EXTRACTED ENTRIES |
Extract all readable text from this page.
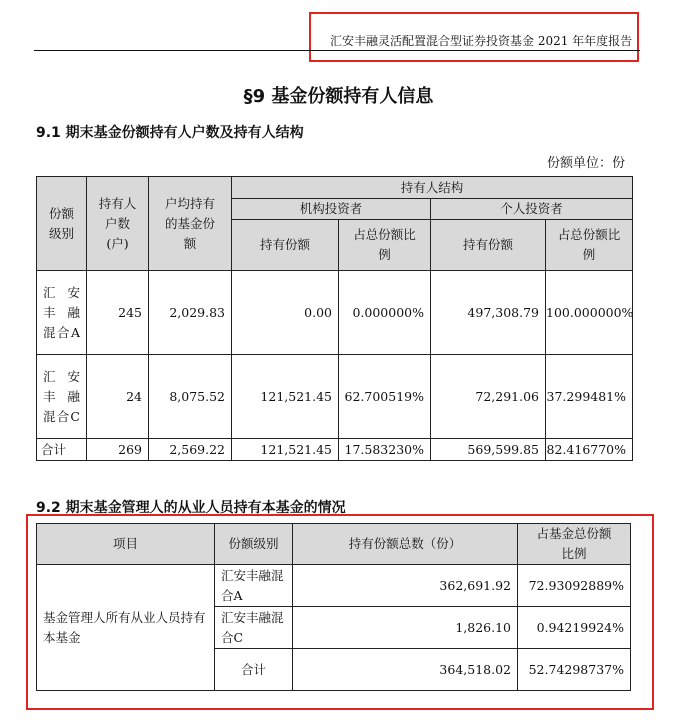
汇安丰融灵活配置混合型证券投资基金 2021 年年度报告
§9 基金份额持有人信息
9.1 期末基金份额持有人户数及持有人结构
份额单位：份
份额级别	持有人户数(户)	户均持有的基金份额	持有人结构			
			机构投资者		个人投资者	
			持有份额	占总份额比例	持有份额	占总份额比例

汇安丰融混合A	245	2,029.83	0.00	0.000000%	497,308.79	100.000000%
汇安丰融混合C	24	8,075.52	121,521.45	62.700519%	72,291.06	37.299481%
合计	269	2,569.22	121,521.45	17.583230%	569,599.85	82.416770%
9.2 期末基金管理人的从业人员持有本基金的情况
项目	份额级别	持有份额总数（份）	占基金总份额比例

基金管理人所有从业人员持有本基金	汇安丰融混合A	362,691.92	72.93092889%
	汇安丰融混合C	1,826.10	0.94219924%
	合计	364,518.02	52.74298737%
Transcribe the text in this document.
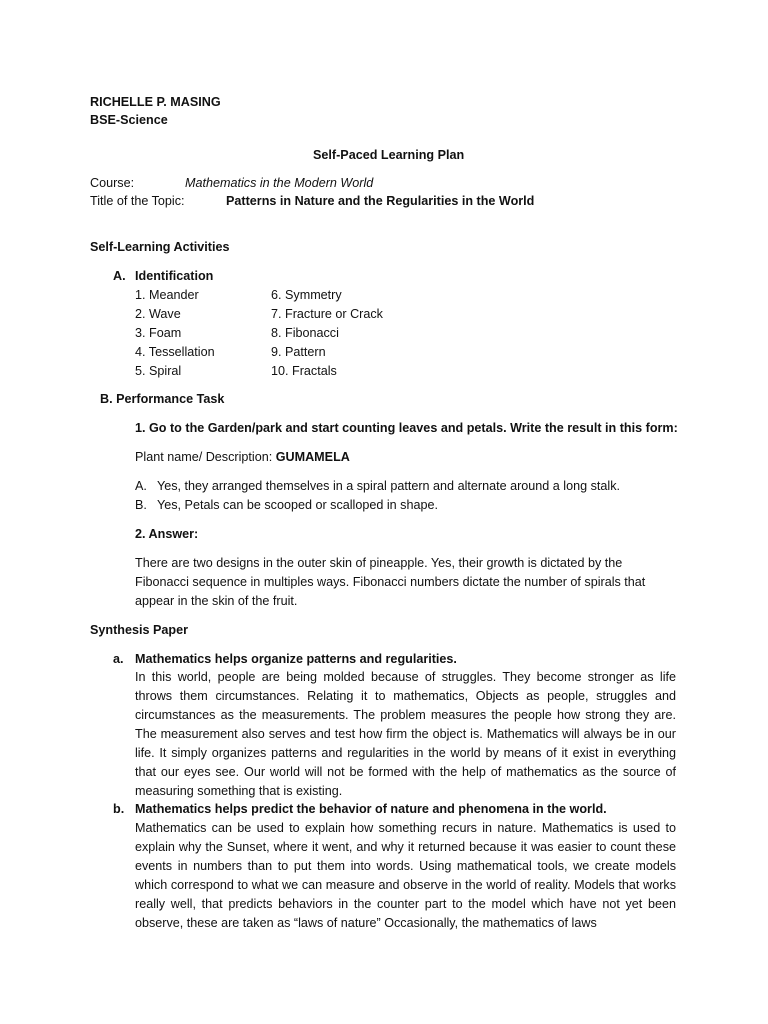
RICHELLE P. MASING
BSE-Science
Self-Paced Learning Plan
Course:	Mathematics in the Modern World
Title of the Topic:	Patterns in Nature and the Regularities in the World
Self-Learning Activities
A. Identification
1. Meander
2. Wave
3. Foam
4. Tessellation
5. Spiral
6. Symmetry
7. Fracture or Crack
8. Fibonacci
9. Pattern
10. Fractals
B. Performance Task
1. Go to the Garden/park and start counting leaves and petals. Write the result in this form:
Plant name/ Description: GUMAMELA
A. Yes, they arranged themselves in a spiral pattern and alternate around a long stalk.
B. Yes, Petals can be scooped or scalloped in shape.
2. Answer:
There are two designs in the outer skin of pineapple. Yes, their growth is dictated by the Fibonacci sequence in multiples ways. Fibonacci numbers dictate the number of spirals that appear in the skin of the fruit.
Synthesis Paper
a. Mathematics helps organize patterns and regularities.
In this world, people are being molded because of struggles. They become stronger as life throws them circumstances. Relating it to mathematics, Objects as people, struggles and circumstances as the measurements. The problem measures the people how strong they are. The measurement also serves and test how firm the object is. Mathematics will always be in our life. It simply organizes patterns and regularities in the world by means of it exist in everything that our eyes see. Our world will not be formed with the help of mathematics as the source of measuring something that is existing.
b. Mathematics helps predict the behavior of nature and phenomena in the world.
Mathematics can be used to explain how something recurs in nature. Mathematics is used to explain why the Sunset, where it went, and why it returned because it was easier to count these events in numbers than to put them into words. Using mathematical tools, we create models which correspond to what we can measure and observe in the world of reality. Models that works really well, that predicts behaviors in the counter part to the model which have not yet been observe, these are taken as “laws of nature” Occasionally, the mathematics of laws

GIVEN INSTRUCTION | Reproduce all entries exactly. Pictures do not belong in the copy.

COMPLETE ANSWER |
Extract all readable text from this page.
汇安丰融灵活配置混合型证券投资基金 2021 年年度报告
§9 基金份额持有人信息
9.1 期末基金份额持有人户数及持有人结构
份额单位：份
份额级别	持有人户数(户)	户均持有的基金份额	持有人结构			
			机构投资者		个人投资者	
			持有份额	占总份额比例	持有份额	占总份额比例

汇安丰融混合A	245	2,029.83	0.00	0.000000%	497,308.79	100.000000%
汇安丰融混合C	24	8,075.52	121,521.45	62.700519%	72,291.06	37.299481%
合计	269	2,569.22	121,521.45	17.583230%	569,599.85	82.416770%
9.2 期末基金管理人的从业人员持有本基金的情况
项目	份额级别	持有份额总数（份）	占基金总份额比例

基金管理人所有从业人员持有本基金	汇安丰融混合A	362,691.92	72.93092889%
	汇安丰融混合C	1,826.10	0.94219924%
	合计	364,518.02	52.74298737%
Transcribe the text in this document.
RICHELLE P. MASING
BSE-Science
Self-Paced Learning Plan
Course:	Mathematics in the Modern World
Title of the Topic:	Patterns in Nature and the Regularities in the World
Self-Learning Activities
A. Identification
1. Meander
2. Wave
3. Foam
4. Tessellation
5. Spiral
6. Symmetry
7. Fracture or Crack
8. Fibonacci
9. Pattern
10. Fractals
B. Performance Task
1. Go to the Garden/park and start counting leaves and petals. Write the result in this form:
Plant name/ Description: GUMAMELA
A. Yes, they arranged themselves in a spiral pattern and alternate around a long stalk.
B. Yes, Petals can be scooped or scalloped in shape.
2. Answer:
There are two designs in the outer skin of pineapple. Yes, their growth is dictated by the Fibonacci sequence in multiples ways. Fibonacci numbers dictate the number of spirals that appear in the skin of the fruit.
Synthesis Paper
a. Mathematics helps organize patterns and regularities.
In this world, people are being molded because of struggles. They become stronger as life throws them circumstances. Relating it to mathematics, Objects as people, struggles and circumstances as the measurements. The problem measures the people how strong they are. The measurement also serves and test how firm the object is. Mathematics will always be in our life. It simply organizes patterns and regularities in the world by means of it exist in everything that our eyes see. Our world will not be formed with the help of mathematics as the source of measuring something that is existing.
b. Mathematics helps predict the behavior of nature and phenomena in the world.
Mathematics can be used to explain how something recurs in nature. Mathematics is used to explain why the Sunset, where it went, and why it returned because it was easier to count these events in numbers than to put them into words. Using mathematical tools, we create models which correspond to what we can measure and observe in the world of reality. Models that works really well, that predicts behaviors in the counter part to the model which have not yet been observe, these are taken as “laws of nature” Occasionally, the mathematics of laws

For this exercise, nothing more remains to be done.